* _TEXT EXTRACT_:
If you asked me four years ago where Mt Alexander was, I’d have directed you to the road with the same name which runs through Moonee Ponds. Don’t forget though, I came from a background where all I believed a bloke needed in life was a fast car and hot chicken.
Anyway, once I realised it was an actual mountain, I’d been meaning to get up there and take a look. Even then it’s taken me a couple of years to organise a day hike to the place, but once I did, I liked it so much I’ve been there twice. Once on a steaming hot summers day and the other last week on a balmy autumn day. In fact, the weather has been so mild in Melbourne I don’t think there was much of a temperature difference between the two trips!
There were also a couple of things I missed on my first trip which left me keen for a second look. How about not even being on the actual summit? Huh? I assume when you climb a mountain and get to the top where lookouts and massive television towers are, that’d be the top? Um… No, it’s not. There was also an old granite cottage tucked away in the bush, which I’d missed on my first trip, so that was something which needed to be inspected.
So, what you’ll find in this post is a combo of photos from both trips and although it’s been one hell of an overblown intro, it’s over and I’ve started walking. There’s one noticeable thing about this area. It’s dry as a chip and on both trips, there’s not a lot of greenery. Talk about a lack of rain. On that note, I read the long term forecast for the next three months is warmer than average. This isn’t good for a bloke whose maximum output efficiency is achieved in temperatures below 15 °C. Anything over and you’ll find me flaked out on the couch.

* _MATERIAL PROVIDED_:
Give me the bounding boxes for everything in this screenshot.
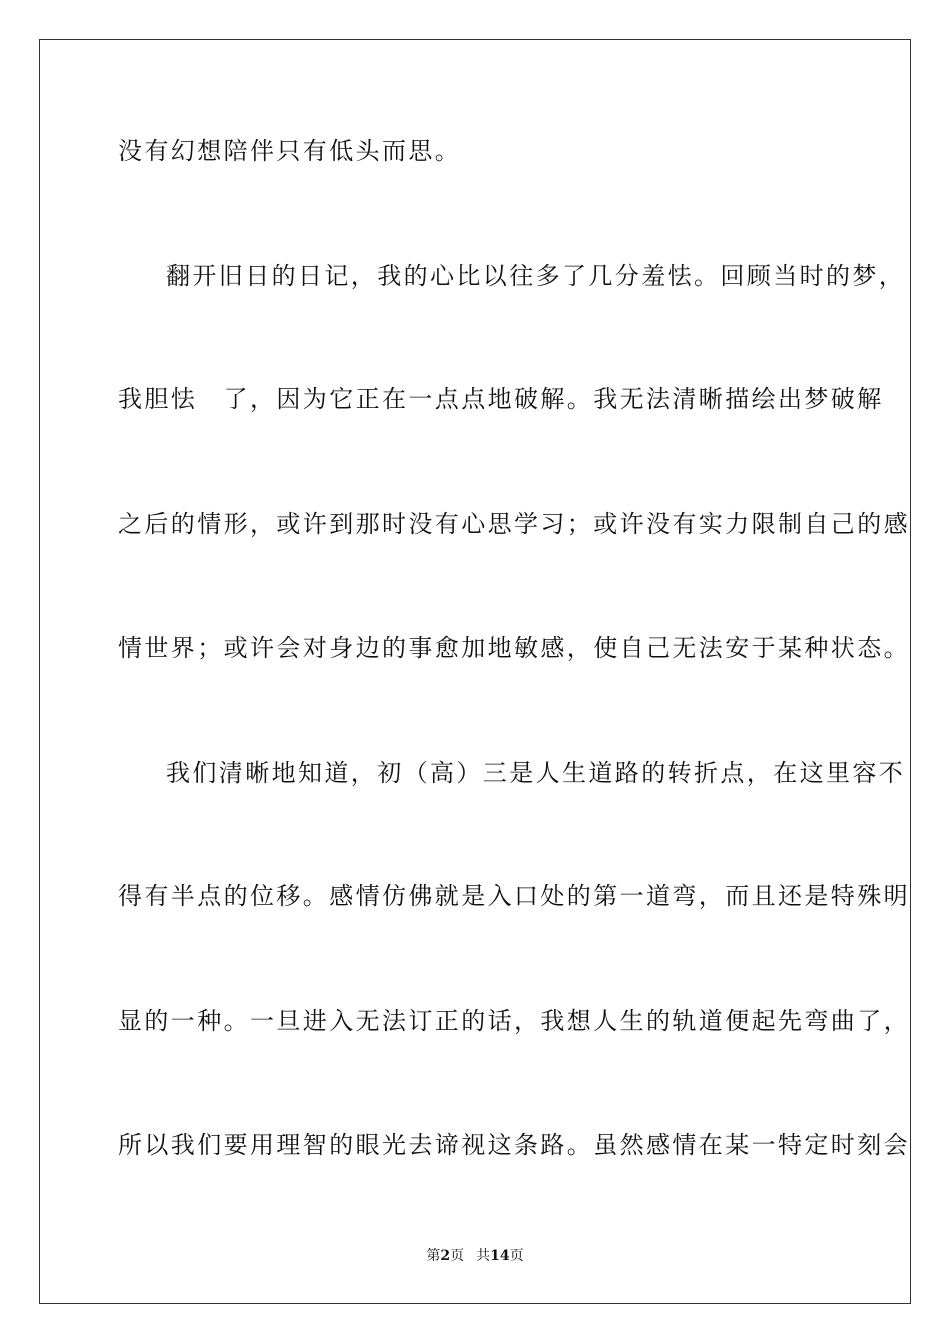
page-footer bbox=[0, 1246, 950, 1266]
page-label-suffix: 页 bbox=[450, 1248, 465, 1264]
text-line-7: 得有半点的位移。感情仿佛就是入口处的第一道弯，而且还是特殊明 bbox=[118, 882, 910, 910]
total-label-suffix: 页 bbox=[509, 1248, 524, 1264]
text-line-4: 之后的情形，或许到那时没有心思学习；或许没有实力限制自己的感 bbox=[118, 510, 910, 538]
text-line-1: 没有幻想陪伴只有低头而思。 bbox=[118, 137, 462, 165]
text-line-5: 情世界；或许会对身边的事愈加地敏感，使自己无法安于某种状态。 bbox=[118, 634, 910, 662]
text-line-3: 我胆怯 了，因为它正在一点点地破解。我无法清晰描绘出梦破解 bbox=[118, 385, 884, 413]
text-line-9: 所以我们要用理智的眼光去谛视这条路。虽然感情在某一特定时刻会 bbox=[118, 1131, 910, 1159]
text-line-8: 显的一种。一旦进入无法订正的话，我想人生的轨道便起先弯曲了， bbox=[118, 1007, 910, 1035]
text-line-2: 翻开旧日的日记，我的心比以往多了几分羞怯。回顾当时的梦， bbox=[166, 262, 906, 290]
page-border bbox=[39, 39, 911, 1304]
page-label-prefix: 第 bbox=[426, 1248, 441, 1264]
text-line-6: 我们清晰地知道，初（高）三是人生道路的转折点，在这里容不 bbox=[166, 759, 906, 787]
total-pages: 14 bbox=[490, 1248, 510, 1264]
total-label-prefix: 共 bbox=[476, 1248, 491, 1264]
page-number: 2 bbox=[440, 1248, 451, 1264]
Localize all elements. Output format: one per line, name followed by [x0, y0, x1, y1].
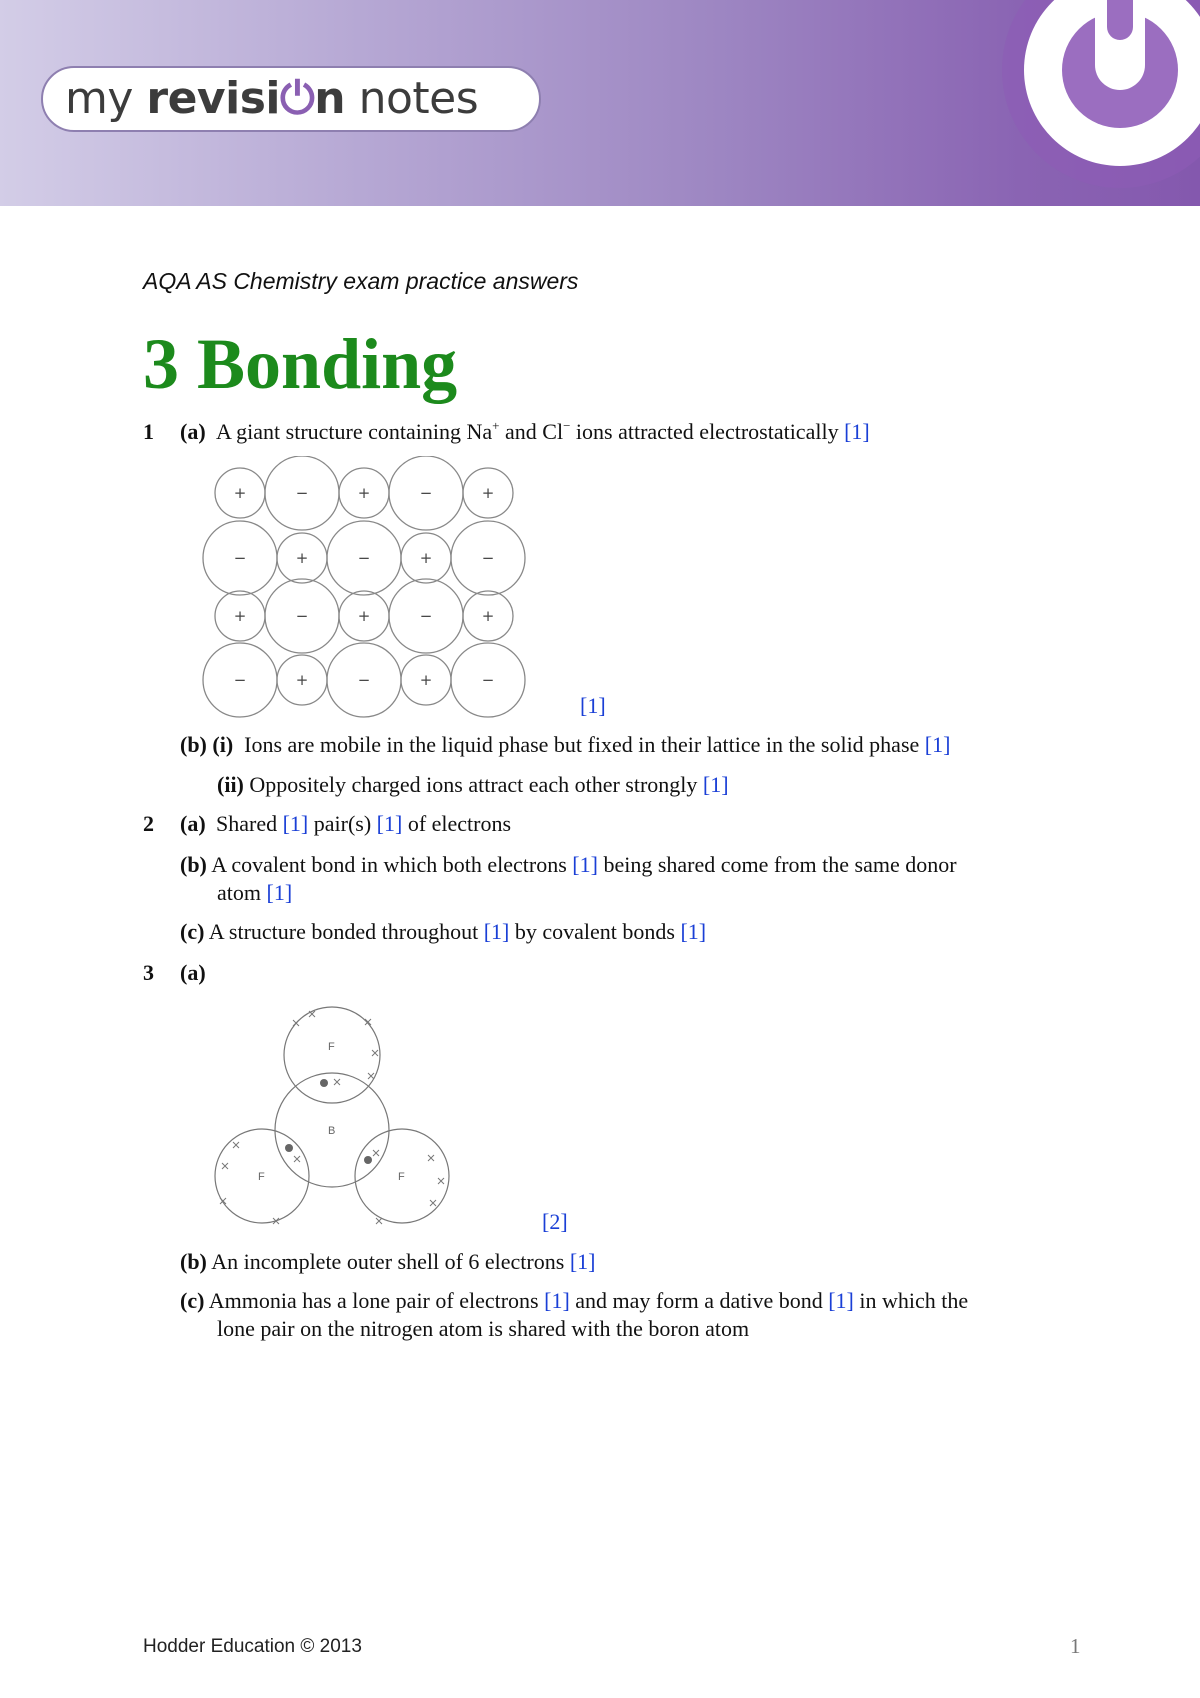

* _WRITTEN PROBLEM 1_: Decide whether each statement agrees with the Mt Alexander hike post, answering yes or no and quoting the words of the post that settle it: (a) the writer has been to Mt Alexander twice; (b) the lookouts and television towers stand on the actual summit; (c) the area was green on both trips.
* _WRITTEN PROBLEM 2_: Pick up the Mt Alexander hike post after its final sentence and keep writing it.
The material has nothing to do with what is asked here.

* _FINAL ANSWER 1_:
(a) Yes: "I liked it so much I’ve been there twice."
(b) No: "Um… No, it’s not."
(c) No: "It’s dry as a chip and on both trips, there’s not a lot of greenery."

* _FINAL ANSWER 2_:
On the stroll up between the fences I did notice something of interest. A discarded skin lay among the grass which I assume was from a snake?
Following the skin sighting I was now watching every step through the grass, as the track headed uphill. As I’ve always said before, there aren’t many walks where there’s a casual intro. This was the same and the initial climb had me cursing I wasn’t carrying a defibrillator with me. Then suddenly a structure appeared, which had been delivered by the hiking gods. A chair.
I collapsed onto the seat and noted two things. My heart was racing so fast I couldn’t keep count of the beats and the view is fantastic. In fact, the vista is so good, it took my mind off an impending stroke.
There’s a lot of walking to come, so I couldn’t stay seated for too long. The track winds it’s way up, passing some nice, curved bark trees…
…before reaching a spot called ‘Dog Rocks’. As you can probably guess, there’s lots of rocks here. Not just any rocks though, but massive ones.
It’s a great spot and judging by the remains of the odd fireplace, other people think so as well. Camping amongst these huge rocks would be quite an enjoyable night out, but there’s no water here. Actually, is there any water any where lately?
The occasional tree has grown around these boulders.
One can’t stop though, as the fearsomely named ‘West Ridge Walking Track’ has to be tackled. I’m not really sure what happened next, as it’s only 2.7 km from Dog Rocks to the top of Mount Alexander, but it took me decades to walk that piddly distance. It’s uphill, but I think the undulating terrain weaving up amongst rocks was the cause of my sloth-like speed. It has plenty of sights though and incongruously, tree ferns appear in this parched landscape.
The hillside is also steep at times…
…but, it’s not always nature along here. I spotted a ‘ye olde’ steel tin lying amongst the grass. Was it a relic from the days of the goldrush in the surrounding area? I couldn’t really tell though, as upon closer inspection it was full of bullet holes.
On my summer trip I stumbled across an echidna at the side of the track, but unfortunately didn’t spot him until the last minute, so my biblically loud foot-stomps had him burying himself as I arrived. His face was well hidden for protection.
The track continued up, passing the boulders of ‘Scorpion Rocks’…
…before the landscape opened out near the top. There’s one thing about this park though, which shows Parks Victoria don’t have two cents to rub together. This obliterated sign was untouched on both trips and I’m pretty sure it’ll remain this way for the next 200 years. Yes, 200.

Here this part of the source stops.